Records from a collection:
****************************************
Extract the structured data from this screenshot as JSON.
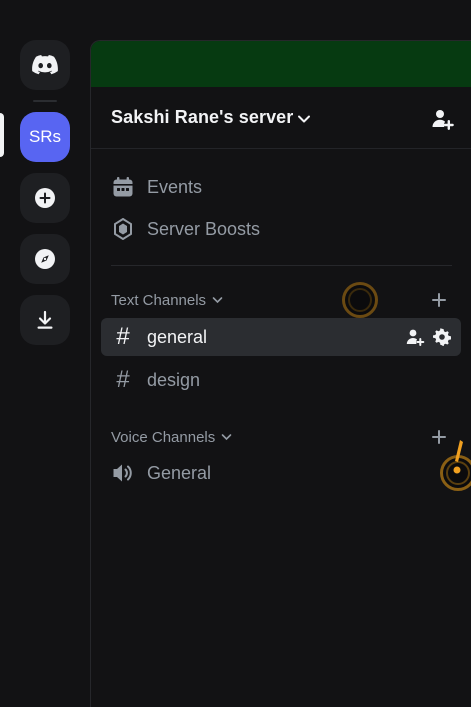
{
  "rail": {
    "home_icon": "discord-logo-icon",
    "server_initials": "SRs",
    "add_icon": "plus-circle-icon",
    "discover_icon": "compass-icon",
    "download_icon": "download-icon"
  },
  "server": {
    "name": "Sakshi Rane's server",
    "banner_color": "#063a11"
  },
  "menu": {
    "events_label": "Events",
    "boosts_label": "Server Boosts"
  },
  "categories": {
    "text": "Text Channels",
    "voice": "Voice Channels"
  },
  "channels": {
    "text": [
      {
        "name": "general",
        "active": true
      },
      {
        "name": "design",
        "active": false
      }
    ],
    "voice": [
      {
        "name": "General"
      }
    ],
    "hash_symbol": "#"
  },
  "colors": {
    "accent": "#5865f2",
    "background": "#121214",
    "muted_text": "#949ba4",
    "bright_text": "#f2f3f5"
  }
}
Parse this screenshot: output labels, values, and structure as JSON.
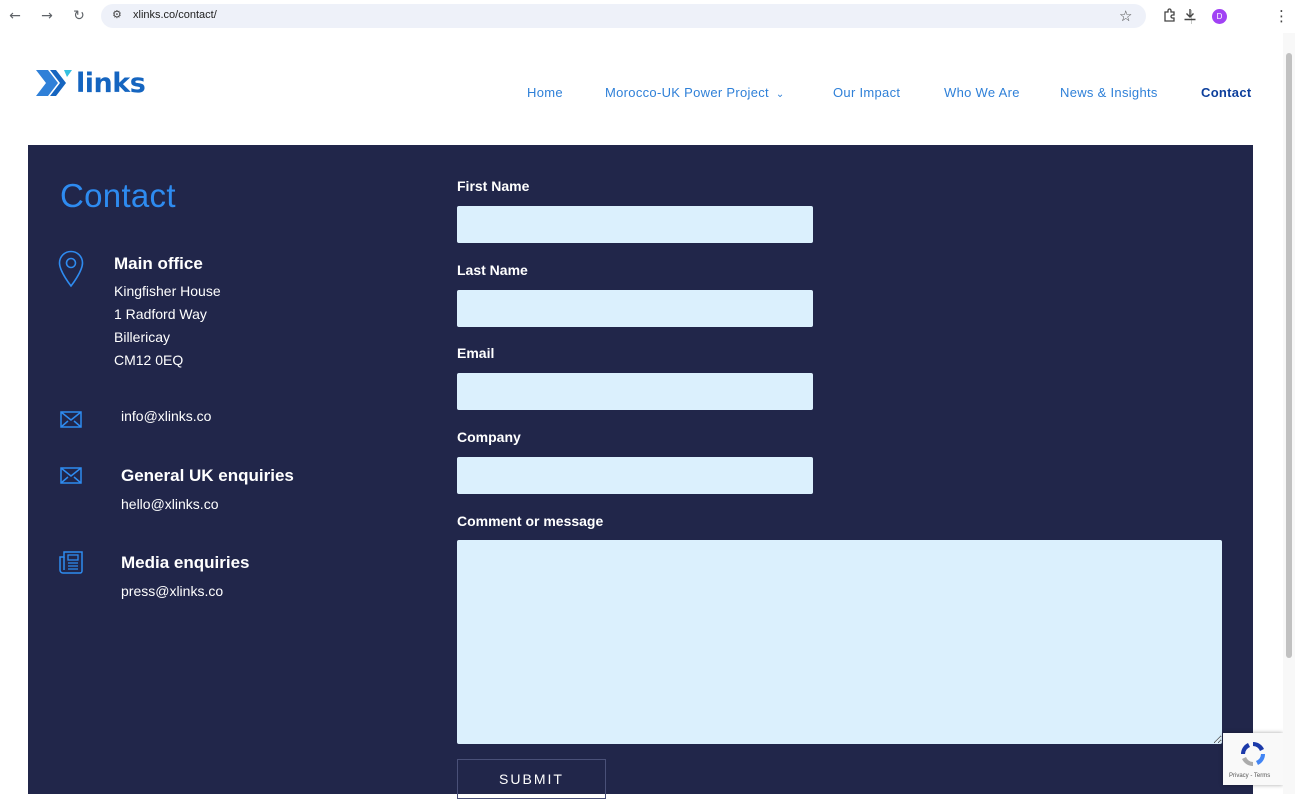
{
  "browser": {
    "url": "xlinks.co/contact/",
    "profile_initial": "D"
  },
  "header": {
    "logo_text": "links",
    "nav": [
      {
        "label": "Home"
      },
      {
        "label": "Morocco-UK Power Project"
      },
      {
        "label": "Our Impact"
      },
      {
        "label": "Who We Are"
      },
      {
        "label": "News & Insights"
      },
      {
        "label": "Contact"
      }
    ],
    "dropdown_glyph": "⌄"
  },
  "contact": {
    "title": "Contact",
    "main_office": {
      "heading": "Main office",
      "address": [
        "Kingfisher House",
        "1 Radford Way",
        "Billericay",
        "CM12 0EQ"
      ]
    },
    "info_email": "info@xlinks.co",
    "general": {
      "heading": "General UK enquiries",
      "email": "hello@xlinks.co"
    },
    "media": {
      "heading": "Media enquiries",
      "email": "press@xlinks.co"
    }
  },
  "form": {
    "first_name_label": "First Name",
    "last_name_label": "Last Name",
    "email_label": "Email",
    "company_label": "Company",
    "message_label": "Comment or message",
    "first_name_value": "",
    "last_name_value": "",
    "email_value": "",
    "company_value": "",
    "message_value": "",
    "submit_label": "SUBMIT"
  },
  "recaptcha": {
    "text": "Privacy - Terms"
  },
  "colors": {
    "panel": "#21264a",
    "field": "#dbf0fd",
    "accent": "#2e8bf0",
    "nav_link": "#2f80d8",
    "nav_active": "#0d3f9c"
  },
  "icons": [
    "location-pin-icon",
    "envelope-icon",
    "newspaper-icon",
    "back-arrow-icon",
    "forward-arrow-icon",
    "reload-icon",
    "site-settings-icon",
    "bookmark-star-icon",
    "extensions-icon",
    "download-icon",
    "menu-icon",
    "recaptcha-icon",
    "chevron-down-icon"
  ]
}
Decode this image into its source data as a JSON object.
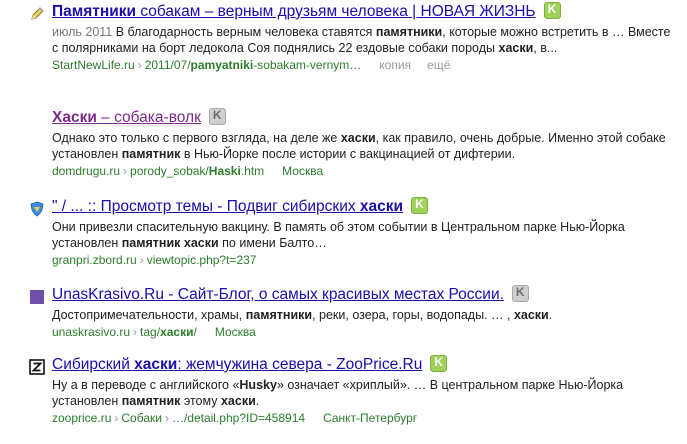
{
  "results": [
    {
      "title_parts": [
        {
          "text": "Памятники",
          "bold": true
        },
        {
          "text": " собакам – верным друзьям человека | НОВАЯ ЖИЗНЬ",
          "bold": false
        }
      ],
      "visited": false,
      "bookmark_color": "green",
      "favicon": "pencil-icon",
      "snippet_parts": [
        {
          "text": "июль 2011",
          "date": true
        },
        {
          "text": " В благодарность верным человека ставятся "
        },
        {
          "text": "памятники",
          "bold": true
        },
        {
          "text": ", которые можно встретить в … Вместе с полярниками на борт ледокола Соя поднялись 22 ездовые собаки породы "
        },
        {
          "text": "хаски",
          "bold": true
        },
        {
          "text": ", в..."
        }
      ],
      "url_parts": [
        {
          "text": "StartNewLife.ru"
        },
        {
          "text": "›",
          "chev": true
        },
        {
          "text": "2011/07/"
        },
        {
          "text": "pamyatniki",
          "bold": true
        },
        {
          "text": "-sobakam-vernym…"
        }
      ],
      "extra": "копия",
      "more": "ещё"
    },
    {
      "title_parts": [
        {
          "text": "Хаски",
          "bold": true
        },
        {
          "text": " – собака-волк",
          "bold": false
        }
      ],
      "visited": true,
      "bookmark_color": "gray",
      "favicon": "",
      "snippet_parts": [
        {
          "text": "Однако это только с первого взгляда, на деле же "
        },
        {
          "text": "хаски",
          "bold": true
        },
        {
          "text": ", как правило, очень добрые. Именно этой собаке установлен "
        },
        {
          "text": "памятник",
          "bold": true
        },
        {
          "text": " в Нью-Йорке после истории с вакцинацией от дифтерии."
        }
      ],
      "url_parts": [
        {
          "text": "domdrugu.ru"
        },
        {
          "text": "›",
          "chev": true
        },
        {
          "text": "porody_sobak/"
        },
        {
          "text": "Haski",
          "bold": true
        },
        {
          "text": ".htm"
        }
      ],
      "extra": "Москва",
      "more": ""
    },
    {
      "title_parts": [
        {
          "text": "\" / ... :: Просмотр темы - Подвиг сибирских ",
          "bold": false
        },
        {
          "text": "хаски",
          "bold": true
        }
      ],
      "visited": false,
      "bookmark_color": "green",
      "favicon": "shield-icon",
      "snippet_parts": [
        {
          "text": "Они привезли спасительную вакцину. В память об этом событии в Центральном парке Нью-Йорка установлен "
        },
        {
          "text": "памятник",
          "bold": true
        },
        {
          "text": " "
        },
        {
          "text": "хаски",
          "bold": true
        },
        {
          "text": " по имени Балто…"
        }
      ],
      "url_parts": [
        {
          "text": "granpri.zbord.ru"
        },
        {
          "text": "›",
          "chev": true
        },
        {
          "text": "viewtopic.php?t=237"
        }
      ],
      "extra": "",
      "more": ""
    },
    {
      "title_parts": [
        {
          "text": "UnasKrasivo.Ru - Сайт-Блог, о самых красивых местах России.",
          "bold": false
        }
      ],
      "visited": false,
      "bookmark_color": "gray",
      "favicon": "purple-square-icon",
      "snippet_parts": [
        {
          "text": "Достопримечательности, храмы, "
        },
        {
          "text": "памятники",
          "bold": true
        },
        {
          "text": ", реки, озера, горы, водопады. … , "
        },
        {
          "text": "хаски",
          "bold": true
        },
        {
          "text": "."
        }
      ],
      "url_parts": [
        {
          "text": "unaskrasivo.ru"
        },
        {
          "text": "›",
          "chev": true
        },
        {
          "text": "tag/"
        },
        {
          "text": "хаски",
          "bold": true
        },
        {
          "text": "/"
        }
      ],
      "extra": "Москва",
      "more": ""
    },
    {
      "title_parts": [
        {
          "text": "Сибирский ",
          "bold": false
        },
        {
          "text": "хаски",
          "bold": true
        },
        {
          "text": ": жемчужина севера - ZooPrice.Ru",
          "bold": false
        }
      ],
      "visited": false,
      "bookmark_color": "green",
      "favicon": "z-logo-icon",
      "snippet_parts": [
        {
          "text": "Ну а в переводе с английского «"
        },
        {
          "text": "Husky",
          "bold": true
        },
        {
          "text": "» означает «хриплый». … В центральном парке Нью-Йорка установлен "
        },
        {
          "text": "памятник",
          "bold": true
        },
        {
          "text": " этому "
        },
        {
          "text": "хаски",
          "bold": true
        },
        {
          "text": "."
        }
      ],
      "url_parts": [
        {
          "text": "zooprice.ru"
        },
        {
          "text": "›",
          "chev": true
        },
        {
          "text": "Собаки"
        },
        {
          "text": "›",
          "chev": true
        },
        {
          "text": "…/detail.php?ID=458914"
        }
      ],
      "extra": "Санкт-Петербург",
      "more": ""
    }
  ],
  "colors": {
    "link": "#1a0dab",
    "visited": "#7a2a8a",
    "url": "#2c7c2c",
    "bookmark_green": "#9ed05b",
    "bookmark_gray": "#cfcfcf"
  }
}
****************************************
## INSTRUCTION:
Repeat the lines above exactly, and keep every picture out.

## SOLUTION TO THE PROBLEM:
Extract the structured data from this screenshot as JSON.
{
  "rail": {
    "home_icon": "discord-logo-icon",
    "server_initials": "SRs",
    "add_icon": "plus-circle-icon",
    "discover_icon": "compass-icon",
    "download_icon": "download-icon"
  },
  "server": {
    "name": "Sakshi Rane's server",
    "banner_color": "#063a11"
  },
  "menu": {
    "events_label": "Events",
    "boosts_label": "Server Boosts"
  },
  "categories": {
    "text": "Text Channels",
    "voice": "Voice Channels"
  },
  "channels": {
    "text": [
      {
        "name": "general",
        "active": true
      },
      {
        "name": "design",
        "active": false
      }
    ],
    "voice": [
      {
        "name": "General"
      }
    ],
    "hash_symbol": "#"
  },
  "colors": {
    "accent": "#5865f2",
    "background": "#121214",
    "muted_text": "#949ba4",
    "bright_text": "#f2f3f5"
  }
}
Parse this screenshot: output labels, values, and structure as JSON.
{
  "browser": {
    "url": "xlinks.co/contact/",
    "profile_initial": "D"
  },
  "header": {
    "logo_text": "links",
    "nav": [
      {
        "label": "Home"
      },
      {
        "label": "Morocco-UK Power Project"
      },
      {
        "label": "Our Impact"
      },
      {
        "label": "Who We Are"
      },
      {
        "label": "News & Insights"
      },
      {
        "label": "Contact"
      }
    ],
    "dropdown_glyph": "⌄"
  },
  "contact": {
    "title": "Contact",
    "main_office": {
      "heading": "Main office",
      "address": [
        "Kingfisher House",
        "1 Radford Way",
        "Billericay",
        "CM12 0EQ"
      ]
    },
    "info_email": "info@xlinks.co",
    "general": {
      "heading": "General UK enquiries",
      "email": "hello@xlinks.co"
    },
    "media": {
      "heading": "Media enquiries",
      "email": "press@xlinks.co"
    }
  },
  "form": {
    "first_name_label": "First Name",
    "last_name_label": "Last Name",
    "email_label": "Email",
    "company_label": "Company",
    "message_label": "Comment or message",
    "first_name_value": "",
    "last_name_value": "",
    "email_value": "",
    "company_value": "",
    "message_value": "",
    "submit_label": "SUBMIT"
  },
  "recaptcha": {
    "text": "Privacy - Terms"
  },
  "colors": {
    "panel": "#21264a",
    "field": "#dbf0fd",
    "accent": "#2e8bf0",
    "nav_link": "#2f80d8",
    "nav_active": "#0d3f9c"
  },
  "icons": [
    "location-pin-icon",
    "envelope-icon",
    "newspaper-icon",
    "back-arrow-icon",
    "forward-arrow-icon",
    "reload-icon",
    "site-settings-icon",
    "bookmark-star-icon",
    "extensions-icon",
    "download-icon",
    "menu-icon",
    "recaptcha-icon",
    "chevron-down-icon"
  ]
}
Decode this image into its source data as a JSON object.
{
  "results": [
    {
      "title_parts": [
        {
          "text": "Памятники",
          "bold": true
        },
        {
          "text": " собакам – верным друзьям человека | НОВАЯ ЖИЗНЬ",
          "bold": false
        }
      ],
      "visited": false,
      "bookmark_color": "green",
      "favicon": "pencil-icon",
      "snippet_parts": [
        {
          "text": "июль 2011",
          "date": true
        },
        {
          "text": " В благодарность верным человека ставятся "
        },
        {
          "text": "памятники",
          "bold": true
        },
        {
          "text": ", которые можно встретить в … Вместе с полярниками на борт ледокола Соя поднялись 22 ездовые собаки породы "
        },
        {
          "text": "хаски",
          "bold": true
        },
        {
          "text": ", в..."
        }
      ],
      "url_parts": [
        {
          "text": "StartNewLife.ru"
        },
        {
          "text": "›",
          "chev": true
        },
        {
          "text": "2011/07/"
        },
        {
          "text": "pamyatniki",
          "bold": true
        },
        {
          "text": "-sobakam-vernym…"
        }
      ],
      "extra": "копия",
      "more": "ещё"
    },
    {
      "title_parts": [
        {
          "text": "Хаски",
          "bold": true
        },
        {
          "text": " – собака-волк",
          "bold": false
        }
      ],
      "visited": true,
      "bookmark_color": "gray",
      "favicon": "",
      "snippet_parts": [
        {
          "text": "Однако это только с первого взгляда, на деле же "
        },
        {
          "text": "хаски",
          "bold": true
        },
        {
          "text": ", как правило, очень добрые. Именно этой собаке установлен "
        },
        {
          "text": "памятник",
          "bold": true
        },
        {
          "text": " в Нью-Йорке после истории с вакцинацией от дифтерии."
        }
      ],
      "url_parts": [
        {
          "text": "domdrugu.ru"
        },
        {
          "text": "›",
          "chev": true
        },
        {
          "text": "porody_sobak/"
        },
        {
          "text": "Haski",
          "bold": true
        },
        {
          "text": ".htm"
        }
      ],
      "extra": "Москва",
      "more": ""
    },
    {
      "title_parts": [
        {
          "text": "\" / ... :: Просмотр темы - Подвиг сибирских ",
          "bold": false
        },
        {
          "text": "хаски",
          "bold": true
        }
      ],
      "visited": false,
      "bookmark_color": "green",
      "favicon": "shield-icon",
      "snippet_parts": [
        {
          "text": "Они привезли спасительную вакцину. В память об этом событии в Центральном парке Нью-Йорка установлен "
        },
        {
          "text": "памятник",
          "bold": true
        },
        {
          "text": " "
        },
        {
          "text": "хаски",
          "bold": true
        },
        {
          "text": " по имени Балто…"
        }
      ],
      "url_parts": [
        {
          "text": "granpri.zbord.ru"
        },
        {
          "text": "›",
          "chev": true
        },
        {
          "text": "viewtopic.php?t=237"
        }
      ],
      "extra": "",
      "more": ""
    },
    {
      "title_parts": [
        {
          "text": "UnasKrasivo.Ru - Сайт-Блог, о самых красивых местах России.",
          "bold": false
        }
      ],
      "visited": false,
      "bookmark_color": "gray",
      "favicon": "purple-square-icon",
      "snippet_parts": [
        {
          "text": "Достопримечательности, храмы, "
        },
        {
          "text": "памятники",
          "bold": true
        },
        {
          "text": ", реки, озера, горы, водопады. … , "
        },
        {
          "text": "хаски",
          "bold": true
        },
        {
          "text": "."
        }
      ],
      "url_parts": [
        {
          "text": "unaskrasivo.ru"
        },
        {
          "text": "›",
          "chev": true
        },
        {
          "text": "tag/"
        },
        {
          "text": "хаски",
          "bold": true
        },
        {
          "text": "/"
        }
      ],
      "extra": "Москва",
      "more": ""
    },
    {
      "title_parts": [
        {
          "text": "Сибирский ",
          "bold": false
        },
        {
          "text": "хаски",
          "bold": true
        },
        {
          "text": ": жемчужина севера - ZooPrice.Ru",
          "bold": false
        }
      ],
      "visited": false,
      "bookmark_color": "green",
      "favicon": "z-logo-icon",
      "snippet_parts": [
        {
          "text": "Ну а в переводе с английского «"
        },
        {
          "text": "Husky",
          "bold": true
        },
        {
          "text": "» означает «хриплый». … В центральном парке Нью-Йорка установлен "
        },
        {
          "text": "памятник",
          "bold": true
        },
        {
          "text": " этому "
        },
        {
          "text": "хаски",
          "bold": true
        },
        {
          "text": "."
        }
      ],
      "url_parts": [
        {
          "text": "zooprice.ru"
        },
        {
          "text": "›",
          "chev": true
        },
        {
          "text": "Собаки"
        },
        {
          "text": "›",
          "chev": true
        },
        {
          "text": "…/detail.php?ID=458914"
        }
      ],
      "extra": "Санкт-Петербург",
      "more": ""
    }
  ],
  "colors": {
    "link": "#1a0dab",
    "visited": "#7a2a8a",
    "url": "#2c7c2c",
    "bookmark_green": "#9ed05b",
    "bookmark_gray": "#cfcfcf"
  }
}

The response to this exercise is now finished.